(Text for analysis begins)
In fact, giving may be the greatest gift you ever receive.

#BlogElul Day 27: Bless

As I’ve been writing each day this month, I’ve come back repeatedly to the idea that – if you choose a career in IT – it is important to find a niche (both in terms of the company where you work, the company you keep, and the work you do) that you love.

I realize this is far easier said than done. But just because it’s difficult doesn’t mean the effort is not worth it.

That would have been hard for me to prove until recently. I’ve been blessed this past year to have found a place as Head Geek at SolarWinds. It’s a job that engages so many facets of my experience – from my theatrical training in college to my love of writing to my years as an IT generalist, and of course my passion for monitoring. But it’s also a job that allows for the facets of my life which are not work related but equally important to me – my religious convictions, my family, and even the city where I’ve chosen to put down roots.

So I’m not going to drag this out. I have found my blessing in this work that I’m doing.

I hope in the coming year, you do, too.

#BlogElul Day 26: Create

A couple of months ago, SolarWinds held their 4th ThwackCamp – a completely free, completely online conference. In the keynote, Head Geek Patrick Hubbard spoke to an interesting dichotomy in the life of an IT Professional.

“(In IT) we’re always fixing things. […] but fixing just eventually wears us down. So stop fixing things, and start to solve things.”

More than just semantics, Patrick highlighted both a mindset and an action plan. Fixing things is merely the act of making the problem go away. Maybe permanently, but that’s not part of the job. It’s just to make the pain/alarm/complaining stop.

Solving things goes deeper. It speaks to the root of the problem and to a willingness to address both the symptoms and the core cause of the issue. Solving means changing architectural or organizational issues. Solving means building a better system based on everything we’re learned from the old one. Solving means playing a long game.

If you are sitting in the hot sun, fixing the problem means dumping some water over your head. Solving the problem means planing a tree for shade.

Over the last month, many of my daily thoughts have spoken to action. What do we intend, plan, hope, or pray to do. What do we believe? How will we start (or end)?

Today I want to suggest that DO-ing is the same as FIX-ing. It’s a good start, but it’s not the whole story.

Beyond asking ourselves what we’re going to DO, we should think deeply and seriously about what we are going to CREATE.
(Text for analysis ends)
[What to work on]:
In the blog post above, substitute "university" for "college" and write out the passage that begins at the words "I realize this" and stops after "that I’m doing.". The data after this comes from a different source.
(The data begins)
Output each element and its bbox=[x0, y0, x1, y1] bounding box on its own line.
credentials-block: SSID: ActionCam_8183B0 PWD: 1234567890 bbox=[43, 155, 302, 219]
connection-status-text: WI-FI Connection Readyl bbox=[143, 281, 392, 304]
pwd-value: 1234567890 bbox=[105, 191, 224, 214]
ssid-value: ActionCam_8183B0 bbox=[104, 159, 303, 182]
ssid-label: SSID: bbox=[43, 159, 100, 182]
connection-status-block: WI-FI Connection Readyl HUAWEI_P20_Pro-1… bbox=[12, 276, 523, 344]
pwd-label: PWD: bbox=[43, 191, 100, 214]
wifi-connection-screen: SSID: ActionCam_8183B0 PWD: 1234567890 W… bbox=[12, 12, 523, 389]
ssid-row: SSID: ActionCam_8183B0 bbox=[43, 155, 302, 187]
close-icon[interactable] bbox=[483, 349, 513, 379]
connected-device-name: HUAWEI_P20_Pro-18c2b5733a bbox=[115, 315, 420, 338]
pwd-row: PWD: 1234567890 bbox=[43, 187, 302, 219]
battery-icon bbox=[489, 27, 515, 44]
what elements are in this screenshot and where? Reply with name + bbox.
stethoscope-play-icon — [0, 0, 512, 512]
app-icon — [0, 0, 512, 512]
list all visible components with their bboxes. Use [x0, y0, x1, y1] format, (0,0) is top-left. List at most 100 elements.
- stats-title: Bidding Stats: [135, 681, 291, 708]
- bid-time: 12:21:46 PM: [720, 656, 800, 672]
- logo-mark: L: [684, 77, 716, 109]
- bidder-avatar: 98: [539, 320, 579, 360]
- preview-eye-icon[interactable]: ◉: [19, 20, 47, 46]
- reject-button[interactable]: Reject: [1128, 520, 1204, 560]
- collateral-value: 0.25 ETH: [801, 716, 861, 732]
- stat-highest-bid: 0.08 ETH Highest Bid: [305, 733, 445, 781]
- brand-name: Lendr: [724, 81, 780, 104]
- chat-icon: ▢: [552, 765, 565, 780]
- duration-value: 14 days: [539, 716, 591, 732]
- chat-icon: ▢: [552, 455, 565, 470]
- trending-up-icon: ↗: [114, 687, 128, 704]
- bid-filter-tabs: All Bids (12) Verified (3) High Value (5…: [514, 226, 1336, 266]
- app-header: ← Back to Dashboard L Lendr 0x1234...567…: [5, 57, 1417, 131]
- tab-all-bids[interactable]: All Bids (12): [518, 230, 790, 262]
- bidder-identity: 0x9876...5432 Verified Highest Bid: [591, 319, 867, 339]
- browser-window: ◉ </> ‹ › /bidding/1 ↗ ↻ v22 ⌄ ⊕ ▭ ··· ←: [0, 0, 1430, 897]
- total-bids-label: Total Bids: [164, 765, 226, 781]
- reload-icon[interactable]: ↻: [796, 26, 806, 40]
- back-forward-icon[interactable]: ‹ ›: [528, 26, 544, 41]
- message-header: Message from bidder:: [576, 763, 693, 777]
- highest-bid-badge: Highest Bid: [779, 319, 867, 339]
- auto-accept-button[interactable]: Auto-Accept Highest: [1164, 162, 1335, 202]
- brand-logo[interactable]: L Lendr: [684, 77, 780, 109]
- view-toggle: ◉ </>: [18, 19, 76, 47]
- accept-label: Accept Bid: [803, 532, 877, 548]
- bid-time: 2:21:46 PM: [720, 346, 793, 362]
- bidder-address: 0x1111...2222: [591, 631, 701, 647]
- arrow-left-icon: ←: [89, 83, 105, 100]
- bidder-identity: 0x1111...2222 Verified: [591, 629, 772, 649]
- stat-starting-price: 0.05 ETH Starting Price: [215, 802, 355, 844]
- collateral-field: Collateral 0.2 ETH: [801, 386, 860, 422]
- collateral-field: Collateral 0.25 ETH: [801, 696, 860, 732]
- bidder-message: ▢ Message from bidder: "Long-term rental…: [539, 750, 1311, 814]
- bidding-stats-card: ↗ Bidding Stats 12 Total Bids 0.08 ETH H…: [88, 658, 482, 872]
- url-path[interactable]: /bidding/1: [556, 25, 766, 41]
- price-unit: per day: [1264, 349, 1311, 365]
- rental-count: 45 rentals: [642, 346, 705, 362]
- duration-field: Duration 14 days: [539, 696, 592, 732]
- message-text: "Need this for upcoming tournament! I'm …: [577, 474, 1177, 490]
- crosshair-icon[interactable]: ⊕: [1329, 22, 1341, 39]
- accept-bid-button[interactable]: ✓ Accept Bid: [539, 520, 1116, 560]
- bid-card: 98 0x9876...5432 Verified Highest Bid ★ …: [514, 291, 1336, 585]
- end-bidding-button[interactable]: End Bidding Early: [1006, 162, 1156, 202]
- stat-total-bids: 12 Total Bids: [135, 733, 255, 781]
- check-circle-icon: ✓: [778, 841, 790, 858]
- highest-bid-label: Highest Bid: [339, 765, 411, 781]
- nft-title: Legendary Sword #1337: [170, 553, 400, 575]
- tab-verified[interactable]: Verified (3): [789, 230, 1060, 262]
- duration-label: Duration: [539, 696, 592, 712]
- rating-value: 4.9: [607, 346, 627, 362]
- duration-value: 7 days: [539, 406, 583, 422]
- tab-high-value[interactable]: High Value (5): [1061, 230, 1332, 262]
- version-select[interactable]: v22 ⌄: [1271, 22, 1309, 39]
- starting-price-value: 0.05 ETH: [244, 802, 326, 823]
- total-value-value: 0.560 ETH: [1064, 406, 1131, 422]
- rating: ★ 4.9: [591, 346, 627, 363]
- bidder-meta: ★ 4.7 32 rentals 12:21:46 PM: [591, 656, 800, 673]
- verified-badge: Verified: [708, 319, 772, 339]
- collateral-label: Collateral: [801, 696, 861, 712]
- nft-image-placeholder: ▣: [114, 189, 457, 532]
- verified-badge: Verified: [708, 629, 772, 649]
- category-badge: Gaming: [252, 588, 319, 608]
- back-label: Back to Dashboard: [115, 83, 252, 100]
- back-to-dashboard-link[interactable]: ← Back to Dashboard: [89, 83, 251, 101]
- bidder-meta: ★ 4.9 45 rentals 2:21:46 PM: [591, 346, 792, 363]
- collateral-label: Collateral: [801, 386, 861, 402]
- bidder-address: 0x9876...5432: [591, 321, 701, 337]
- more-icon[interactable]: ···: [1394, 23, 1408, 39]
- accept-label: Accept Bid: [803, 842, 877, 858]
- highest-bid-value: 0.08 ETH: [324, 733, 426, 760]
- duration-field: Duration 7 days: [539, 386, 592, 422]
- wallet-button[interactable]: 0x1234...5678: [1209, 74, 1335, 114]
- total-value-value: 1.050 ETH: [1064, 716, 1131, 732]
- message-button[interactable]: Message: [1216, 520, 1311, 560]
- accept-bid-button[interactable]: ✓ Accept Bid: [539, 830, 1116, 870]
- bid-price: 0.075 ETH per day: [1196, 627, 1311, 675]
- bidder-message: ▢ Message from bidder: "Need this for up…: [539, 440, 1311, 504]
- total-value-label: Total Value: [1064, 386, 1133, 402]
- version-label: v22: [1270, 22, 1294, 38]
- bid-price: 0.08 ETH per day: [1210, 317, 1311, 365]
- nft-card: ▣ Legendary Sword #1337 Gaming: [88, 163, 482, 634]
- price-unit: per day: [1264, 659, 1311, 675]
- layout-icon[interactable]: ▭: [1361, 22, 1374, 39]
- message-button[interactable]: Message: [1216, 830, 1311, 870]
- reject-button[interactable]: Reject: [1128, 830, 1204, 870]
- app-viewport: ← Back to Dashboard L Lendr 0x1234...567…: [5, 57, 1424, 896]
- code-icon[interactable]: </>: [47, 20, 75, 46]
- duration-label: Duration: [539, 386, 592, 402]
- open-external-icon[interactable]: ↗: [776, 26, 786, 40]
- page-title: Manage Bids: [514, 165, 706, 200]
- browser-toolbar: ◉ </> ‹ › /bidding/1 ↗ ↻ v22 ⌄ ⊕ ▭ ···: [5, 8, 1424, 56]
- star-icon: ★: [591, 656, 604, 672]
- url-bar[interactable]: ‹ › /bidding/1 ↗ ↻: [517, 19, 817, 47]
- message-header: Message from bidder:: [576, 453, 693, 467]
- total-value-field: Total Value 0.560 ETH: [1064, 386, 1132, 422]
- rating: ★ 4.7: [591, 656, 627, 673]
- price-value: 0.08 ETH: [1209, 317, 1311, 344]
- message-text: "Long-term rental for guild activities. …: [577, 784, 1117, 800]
(The data ends)
[Solution for this exercise]:
I realize this is far easier said than done. But just because it’s difficult doesn’t mean the effort is not worth it.

That would have been hard for me to prove until recently. I’ve been blessed this past year to have found a place as Head Geek at SolarWinds. It’s a job that engages so many facets of my experience – from my theatrical training in university to my love of writing to my years as an IT generalist, and of course my passion for monitoring. But it’s also a job that allows for the facets of my life which are not work related but equally important to me – my religious convictions, my family, and even the city where I’ve chosen to put down roots.

So I’m not going to drag this out. I have found my blessing in this work that I’m doing.